> _Task to carry out_: Find the string "Open" in the entries and copy each line that has it.
** Begin **
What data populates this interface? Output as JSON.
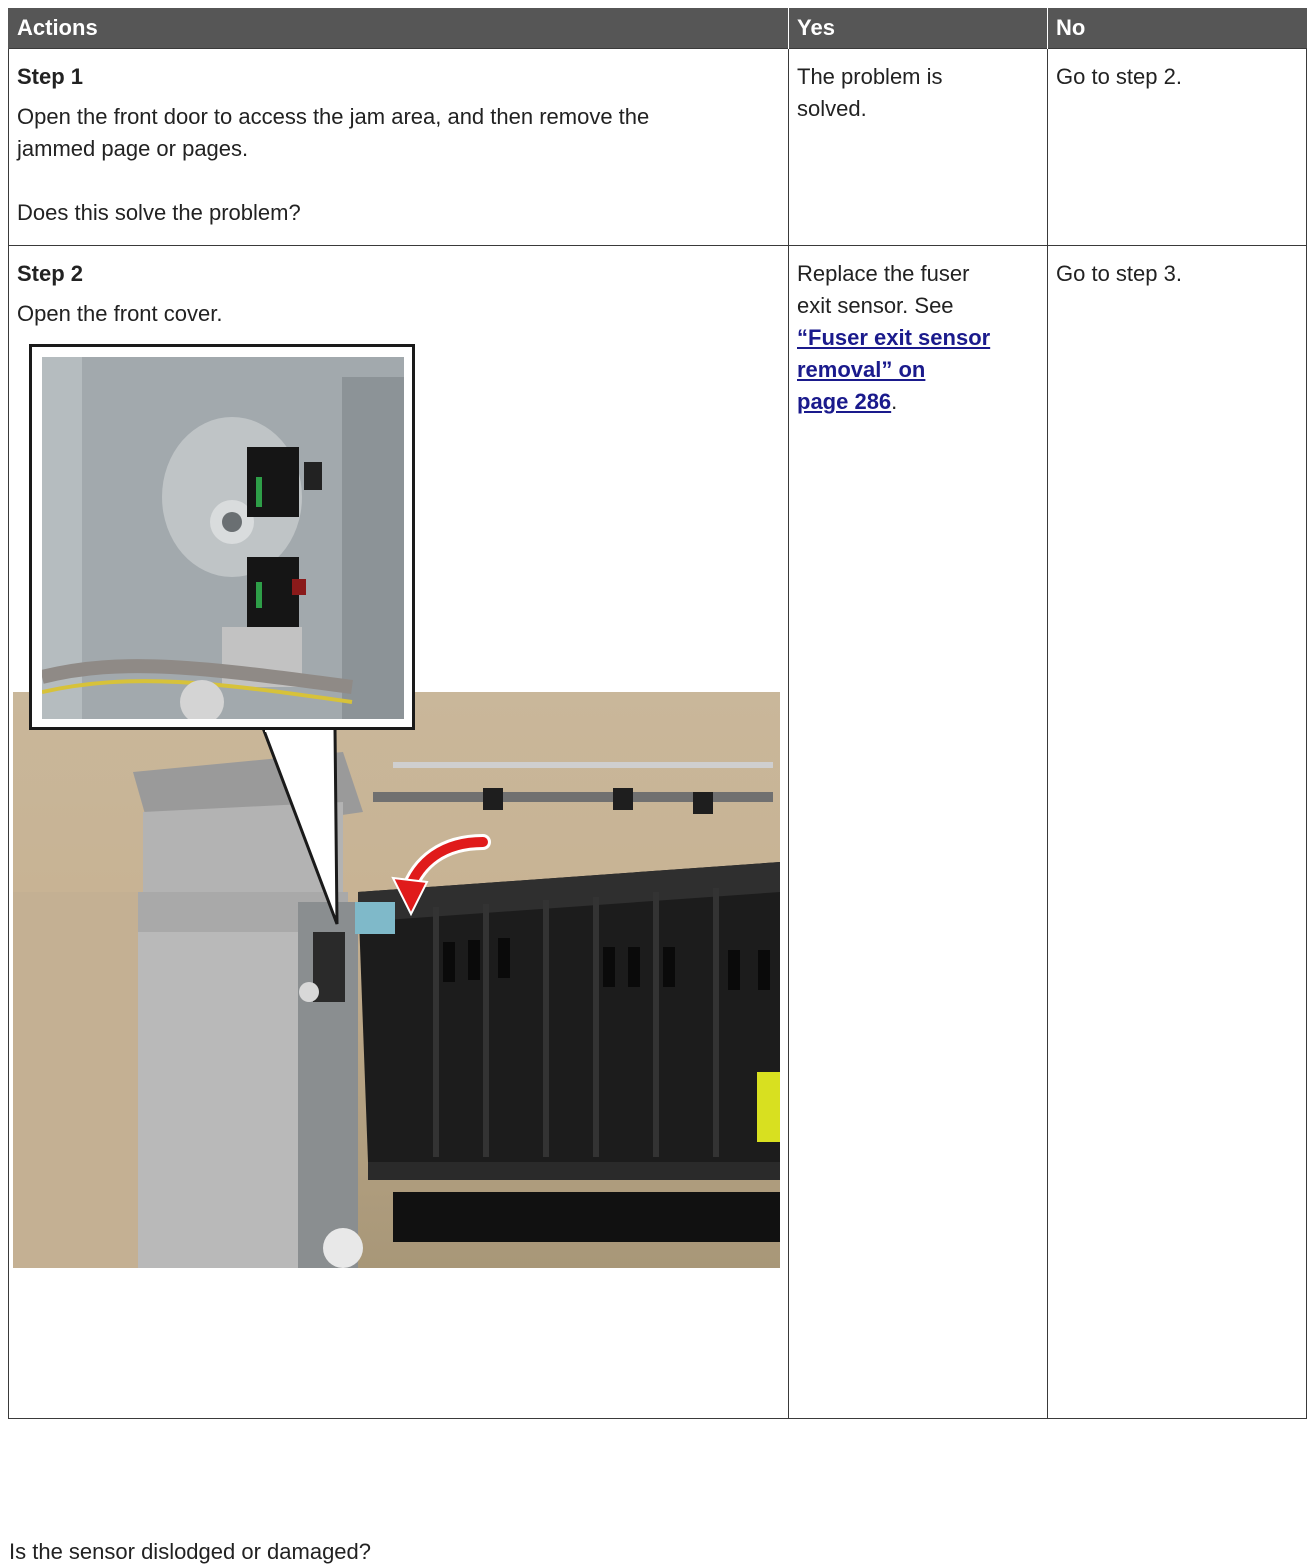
{
  "table": {
    "headers": {
      "actions": "Actions",
      "yes": "Yes",
      "no": "No"
    },
    "rows": [
      {
        "step": "Step 1",
        "lines": [
          "Open the front door to access the jam area, and then remove the",
          "jammed page or pages."
        ],
        "question": "Does this solve the problem?",
        "yes": [
          "The problem is",
          "solved."
        ],
        "no": "Go to step 2."
      },
      {
        "step": "Step 2",
        "instruction": "Open the front cover.",
        "question": "Is the sensor dislodged or damaged?",
        "yes_lines": [
          "Replace the fuser",
          "exit sensor. See"
        ],
        "yes_link": [
          "“Fuser exit sensor",
          "removal” on",
          "page 286"
        ],
        "yes_link_suffix": ".",
        "no": "Go to step 3."
      }
    ]
  },
  "figure": {
    "description_icons": [
      "fuser-exit-sensor-closeup",
      "fuser-unit-photo",
      "rotate-arrow-icon"
    ],
    "colors": {
      "arrow": "#e01b1b",
      "tab": "#7fb9c9",
      "fuser": "#1c1c1c",
      "warning_label": "#d8e020"
    }
  }
}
** End **
> _Correct response_:
          "Open the front door to access the jam area, and then remove the",
        "instruction": "Open the front cover.",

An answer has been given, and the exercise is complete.